╭─ TASK INPUT

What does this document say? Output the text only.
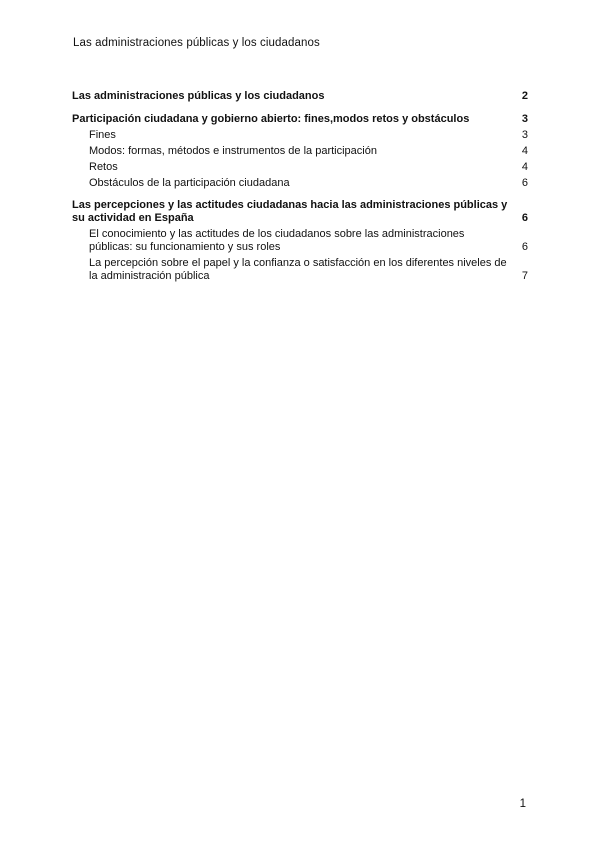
Las administraciones públicas y los ciudadanos
Las administraciones públicas y los ciudadanos	2
Participación ciudadana y gobierno abierto: fines,modos retos y obstáculos	3
Fines	3
Modos: formas, métodos e instrumentos de la participación	4
Retos	4
Obstáculos de la participación ciudadana	6
Las percepciones y las actitudes ciudadanas hacia las administraciones públicas y su actividad en España	6
El conocimiento y las actitudes de los ciudadanos sobre las administraciones públicas: su funcionamiento y sus roles	6
La percepción sobre el papel y la confianza o satisfacción en los diferentes niveles de la administración pública	7
1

╰─

WHAT THIS TASK INVOLVES: Transcribe the full listing above exactly, with the images removed.

SOLUTION FOR THIS PROBLEM:
What does this document say? Output the text only.
Las administraciones públicas y los ciudadanos
Las administraciones públicas y los ciudadanos	2
Participación ciudadana y gobierno abierto: fines,modos retos y obstáculos	3
Fines	3
Modos: formas, métodos e instrumentos de la participación	4
Retos	4
Obstáculos de la participación ciudadana	6
Las percepciones y las actitudes ciudadanas hacia las administraciones públicas y su actividad en España	6
El conocimiento y las actitudes de los ciudadanos sobre las administraciones públicas: su funcionamiento y sus roles	6
La percepción sobre el papel y la confianza o satisfacción en los diferentes niveles de la administración pública	7
1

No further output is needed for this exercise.